[Begin]
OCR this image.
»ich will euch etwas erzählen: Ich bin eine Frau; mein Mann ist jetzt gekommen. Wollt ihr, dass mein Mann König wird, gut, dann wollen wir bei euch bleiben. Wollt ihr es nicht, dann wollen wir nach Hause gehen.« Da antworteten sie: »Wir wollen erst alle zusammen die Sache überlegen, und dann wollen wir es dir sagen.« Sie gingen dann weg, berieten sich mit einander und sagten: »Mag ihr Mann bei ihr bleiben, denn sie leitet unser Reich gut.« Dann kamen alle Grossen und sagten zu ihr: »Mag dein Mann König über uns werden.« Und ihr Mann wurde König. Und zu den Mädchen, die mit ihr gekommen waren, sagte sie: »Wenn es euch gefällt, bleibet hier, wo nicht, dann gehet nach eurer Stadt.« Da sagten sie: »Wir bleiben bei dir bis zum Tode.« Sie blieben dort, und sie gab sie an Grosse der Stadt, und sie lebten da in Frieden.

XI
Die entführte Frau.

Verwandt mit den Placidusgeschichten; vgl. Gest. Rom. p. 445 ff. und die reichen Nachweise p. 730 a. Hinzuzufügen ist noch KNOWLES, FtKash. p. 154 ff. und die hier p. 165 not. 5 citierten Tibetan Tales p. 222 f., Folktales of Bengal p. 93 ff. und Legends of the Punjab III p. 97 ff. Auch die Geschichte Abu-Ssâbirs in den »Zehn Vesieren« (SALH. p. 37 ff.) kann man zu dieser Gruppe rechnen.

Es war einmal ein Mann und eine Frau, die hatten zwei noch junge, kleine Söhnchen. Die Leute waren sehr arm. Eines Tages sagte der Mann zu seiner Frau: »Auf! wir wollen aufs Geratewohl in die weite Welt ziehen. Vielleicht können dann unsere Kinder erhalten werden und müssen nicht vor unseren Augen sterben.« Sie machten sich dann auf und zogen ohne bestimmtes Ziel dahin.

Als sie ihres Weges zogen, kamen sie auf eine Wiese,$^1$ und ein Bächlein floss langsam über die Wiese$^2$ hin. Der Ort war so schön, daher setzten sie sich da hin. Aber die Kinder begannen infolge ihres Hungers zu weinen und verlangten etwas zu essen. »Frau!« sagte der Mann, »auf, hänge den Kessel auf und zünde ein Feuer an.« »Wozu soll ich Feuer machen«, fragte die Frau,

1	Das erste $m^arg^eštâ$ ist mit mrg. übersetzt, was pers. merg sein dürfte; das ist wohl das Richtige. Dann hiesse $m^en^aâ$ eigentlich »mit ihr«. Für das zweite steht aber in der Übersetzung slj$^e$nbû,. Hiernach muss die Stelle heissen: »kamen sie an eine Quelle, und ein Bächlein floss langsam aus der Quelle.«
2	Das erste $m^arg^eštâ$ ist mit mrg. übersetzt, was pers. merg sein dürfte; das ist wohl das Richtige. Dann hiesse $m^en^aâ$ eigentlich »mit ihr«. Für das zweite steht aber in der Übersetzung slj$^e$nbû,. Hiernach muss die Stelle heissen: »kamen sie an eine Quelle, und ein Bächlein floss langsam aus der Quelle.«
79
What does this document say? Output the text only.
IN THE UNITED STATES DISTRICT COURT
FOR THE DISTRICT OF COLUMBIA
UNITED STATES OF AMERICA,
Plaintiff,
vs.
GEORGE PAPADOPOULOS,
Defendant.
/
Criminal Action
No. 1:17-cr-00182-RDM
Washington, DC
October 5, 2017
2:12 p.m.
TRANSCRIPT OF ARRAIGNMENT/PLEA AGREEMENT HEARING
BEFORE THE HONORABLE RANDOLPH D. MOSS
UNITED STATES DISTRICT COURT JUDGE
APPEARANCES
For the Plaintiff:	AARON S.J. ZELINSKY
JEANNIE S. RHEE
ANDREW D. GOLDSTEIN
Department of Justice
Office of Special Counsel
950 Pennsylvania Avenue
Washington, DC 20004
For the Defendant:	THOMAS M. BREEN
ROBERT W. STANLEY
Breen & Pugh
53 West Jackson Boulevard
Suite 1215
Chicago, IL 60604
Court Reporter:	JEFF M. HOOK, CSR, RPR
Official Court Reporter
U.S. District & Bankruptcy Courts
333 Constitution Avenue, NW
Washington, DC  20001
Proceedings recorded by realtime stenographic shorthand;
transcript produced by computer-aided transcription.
[End]
### SET TASK:
Using the listing above, please repeat every entry exactly.

### OUTPUT OF THE TASK:
OCR this image.
»ich will euch etwas erzählen: Ich bin eine Frau; mein Mann ist jetzt gekommen. Wollt ihr, dass mein Mann König wird, gut, dann wollen wir bei euch bleiben. Wollt ihr es nicht, dann wollen wir nach Hause gehen.« Da antworteten sie: »Wir wollen erst alle zusammen die Sache überlegen, und dann wollen wir es dir sagen.« Sie gingen dann weg, berieten sich mit einander und sagten: »Mag ihr Mann bei ihr bleiben, denn sie leitet unser Reich gut.« Dann kamen alle Grossen und sagten zu ihr: »Mag dein Mann König über uns werden.« Und ihr Mann wurde König. Und zu den Mädchen, die mit ihr gekommen waren, sagte sie: »Wenn es euch gefällt, bleibet hier, wo nicht, dann gehet nach eurer Stadt.« Da sagten sie: »Wir bleiben bei dir bis zum Tode.« Sie blieben dort, und sie gab sie an Grosse der Stadt, und sie lebten da in Frieden.

XI
Die entführte Frau.

Verwandt mit den Placidusgeschichten; vgl. Gest. Rom. p. 445 ff. und die reichen Nachweise p. 730 a. Hinzuzufügen ist noch KNOWLES, FtKash. p. 154 ff. und die hier p. 165 not. 5 citierten Tibetan Tales p. 222 f., Folktales of Bengal p. 93 ff. und Legends of the Punjab III p. 97 ff. Auch die Geschichte Abu-Ssâbirs in den »Zehn Vesieren« (SALH. p. 37 ff.) kann man zu dieser Gruppe rechnen.

Es war einmal ein Mann und eine Frau, die hatten zwei noch junge, kleine Söhnchen. Die Leute waren sehr arm. Eines Tages sagte der Mann zu seiner Frau: »Auf! wir wollen aufs Geratewohl in die weite Welt ziehen. Vielleicht können dann unsere Kinder erhalten werden und müssen nicht vor unseren Augen sterben.« Sie machten sich dann auf und zogen ohne bestimmtes Ziel dahin.

Als sie ihres Weges zogen, kamen sie auf eine Wiese,$^1$ und ein Bächlein floss langsam über die Wiese$^2$ hin. Der Ort war so schön, daher setzten sie sich da hin. Aber die Kinder begannen infolge ihres Hungers zu weinen und verlangten etwas zu essen. »Frau!« sagte der Mann, »auf, hänge den Kessel auf und zünde ein Feuer an.« »Wozu soll ich Feuer machen«, fragte die Frau,

1	Das erste $m^arg^eštâ$ ist mit mrg. übersetzt, was pers. merg sein dürfte; das ist wohl das Richtige. Dann hiesse $m^en^aâ$ eigentlich »mit ihr«. Für das zweite steht aber in der Übersetzung slj$^e$nbû,. Hiernach muss die Stelle heissen: »kamen sie an eine Quelle, und ein Bächlein floss langsam aus der Quelle.«
2	Das erste $m^arg^eštâ$ ist mit mrg. übersetzt, was pers. merg sein dürfte; das ist wohl das Richtige. Dann hiesse $m^en^aâ$ eigentlich »mit ihr«. Für das zweite steht aber in der Übersetzung slj$^e$nbû,. Hiernach muss die Stelle heissen: »kamen sie an eine Quelle, und ein Bächlein floss langsam aus der Quelle.«
79
What does this document say? Output the text only.
IN THE UNITED STATES DISTRICT COURT
FOR THE DISTRICT OF COLUMBIA
UNITED STATES OF AMERICA,
Plaintiff,
vs.
GEORGE PAPADOPOULOS,
Defendant.
/
Criminal Action
No. 1:17-cr-00182-RDM
Washington, DC
October 5, 2017
2:12 p.m.
TRANSCRIPT OF ARRAIGNMENT/PLEA AGREEMENT HEARING
BEFORE THE HONORABLE RANDOLPH D. MOSS
UNITED STATES DISTRICT COURT JUDGE
APPEARANCES
For the Plaintiff:	AARON S.J. ZELINSKY
JEANNIE S. RHEE
ANDREW D. GOLDSTEIN
Department of Justice
Office of Special Counsel
950 Pennsylvania Avenue
Washington, DC 20004
For the Defendant:	THOMAS M. BREEN
ROBERT W. STANLEY
Breen & Pugh
53 West Jackson Boulevard
Suite 1215
Chicago, IL 60604
Court Reporter:	JEFF M. HOOK, CSR, RPR
Official Court Reporter
U.S. District & Bankruptcy Courts
333 Constitution Avenue, NW
Washington, DC  20001
Proceedings recorded by realtime stenographic shorthand;
transcript produced by computer-aided transcription.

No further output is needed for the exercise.